## OBJETIVO A
Según el texto sobre los cocineros de la escuela, ¿cuántos años lleva José David en la escuela pública?
## OBJETIVO B
Prolonga el texto sobre los cocineros de la escuela a partir de su última oración.

Rodolfo empezó a trabajar a los 19 años en cocina: primero estuvo 12 años en un restaurante y hace cinco años llegó acá. José David a los 18 entró a trabajar en un restaurante de comida rápida, después sumó cinco años en una empresa de helados y lleva 3 años en la escuela pública. Marlon es el más nuevo de todos: suma tres meses aquí y asegura que es “su trabajo predilecto”.

Todos coinciden en una misma línea: no importa si hay que madrugar, no importa si hay que salir tarde, pues los niños lo son todo y el esfuerzo vale por ellos.
“Uno anda en la calle, en la tarde o en la noche, y ahí aparece algún chiquillo que le grita a uno ‘gracias por el almuerzo de hoy’ y vienen a darle un abrazo. Eso no tiene precio”, asegura Rodolfo.
José David y Marlón, además, estudian en este mismo centro educativo en las noches. Su vida se ha impregnado de una vida entre espátulas, cucharones y cuadernos durante 14 horas. “Eso a uno le provoca un apego muy grande. Uno quiere estar al servicio de la escuela también como agradecimiento”, dice Marlon. “La escuela se convierte en nuestra casa”, agrega José David.

## DATOS SIN PROCESAR
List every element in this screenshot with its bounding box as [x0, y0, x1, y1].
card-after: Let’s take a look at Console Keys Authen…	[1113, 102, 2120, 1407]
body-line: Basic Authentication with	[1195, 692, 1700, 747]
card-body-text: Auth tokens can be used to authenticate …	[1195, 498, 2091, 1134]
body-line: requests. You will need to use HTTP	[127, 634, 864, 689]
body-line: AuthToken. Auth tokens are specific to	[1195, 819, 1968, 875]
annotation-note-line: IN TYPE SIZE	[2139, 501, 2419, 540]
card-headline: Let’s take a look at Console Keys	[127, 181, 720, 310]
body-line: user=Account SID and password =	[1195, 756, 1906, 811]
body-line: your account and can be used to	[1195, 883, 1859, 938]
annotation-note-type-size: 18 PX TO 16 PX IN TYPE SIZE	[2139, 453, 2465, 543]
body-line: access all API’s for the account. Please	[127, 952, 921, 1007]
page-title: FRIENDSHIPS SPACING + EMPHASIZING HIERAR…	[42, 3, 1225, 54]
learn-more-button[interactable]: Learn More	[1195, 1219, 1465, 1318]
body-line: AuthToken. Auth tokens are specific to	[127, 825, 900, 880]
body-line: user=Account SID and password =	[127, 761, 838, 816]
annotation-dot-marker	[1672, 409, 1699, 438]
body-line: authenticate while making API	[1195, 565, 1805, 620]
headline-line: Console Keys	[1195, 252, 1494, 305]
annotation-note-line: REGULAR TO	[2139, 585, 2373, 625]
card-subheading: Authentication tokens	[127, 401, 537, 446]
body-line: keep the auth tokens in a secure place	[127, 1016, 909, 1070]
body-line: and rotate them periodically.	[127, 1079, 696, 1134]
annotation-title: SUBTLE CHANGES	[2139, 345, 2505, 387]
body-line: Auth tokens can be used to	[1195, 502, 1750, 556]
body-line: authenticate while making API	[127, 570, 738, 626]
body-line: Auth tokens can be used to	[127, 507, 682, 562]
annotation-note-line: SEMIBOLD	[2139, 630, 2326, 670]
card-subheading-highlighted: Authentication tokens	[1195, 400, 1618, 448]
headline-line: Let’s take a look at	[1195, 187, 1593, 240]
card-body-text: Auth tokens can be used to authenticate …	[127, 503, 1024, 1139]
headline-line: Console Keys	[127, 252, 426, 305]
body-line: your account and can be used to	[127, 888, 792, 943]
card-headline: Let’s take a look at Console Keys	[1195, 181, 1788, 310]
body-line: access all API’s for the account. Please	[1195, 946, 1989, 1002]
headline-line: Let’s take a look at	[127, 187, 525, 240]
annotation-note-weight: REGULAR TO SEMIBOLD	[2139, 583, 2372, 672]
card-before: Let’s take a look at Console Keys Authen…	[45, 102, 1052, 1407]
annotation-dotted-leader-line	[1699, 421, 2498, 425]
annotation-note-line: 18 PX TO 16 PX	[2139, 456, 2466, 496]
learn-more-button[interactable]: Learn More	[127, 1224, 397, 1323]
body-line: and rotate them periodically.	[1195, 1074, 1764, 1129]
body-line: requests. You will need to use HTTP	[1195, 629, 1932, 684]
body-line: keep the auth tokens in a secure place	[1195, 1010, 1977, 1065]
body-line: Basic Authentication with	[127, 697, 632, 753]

## RESPUESTA A
Tres años.

## RESPUESTA B
Para Aida, esa relación la encuentra con sus hijos. Tras más de dos décadas, ha visto a sus pequeños graduarse de acá, crecer y alimentarlos, no solo en su hogar, sino también en su escuela. “Tenerlos acá fue algo maravilloso porque, si uno hace cuentas, pasa más tiempo acá que en la propia casa”, dice.

El sentimiento de familia es inevitable: los cuatro cocineros comparten días y expectativas. “Uno quiere dejar satisfechas a tantas personas”, cuenta Marlon. “Por el tipo de comunidad, hay muchos niños que solo tienen una comida al día y es aquí. Eso es un compromiso porque uno debe asegurarse que sea un momento especial”.
El amor entra por la comida, agrega Marlon, y sus socios de la cocina se suscriben a esa filosofía. Lo que ocurre entre ollas y sartenes aquí es una postal indeleble para la historia de cada estudiante que crece.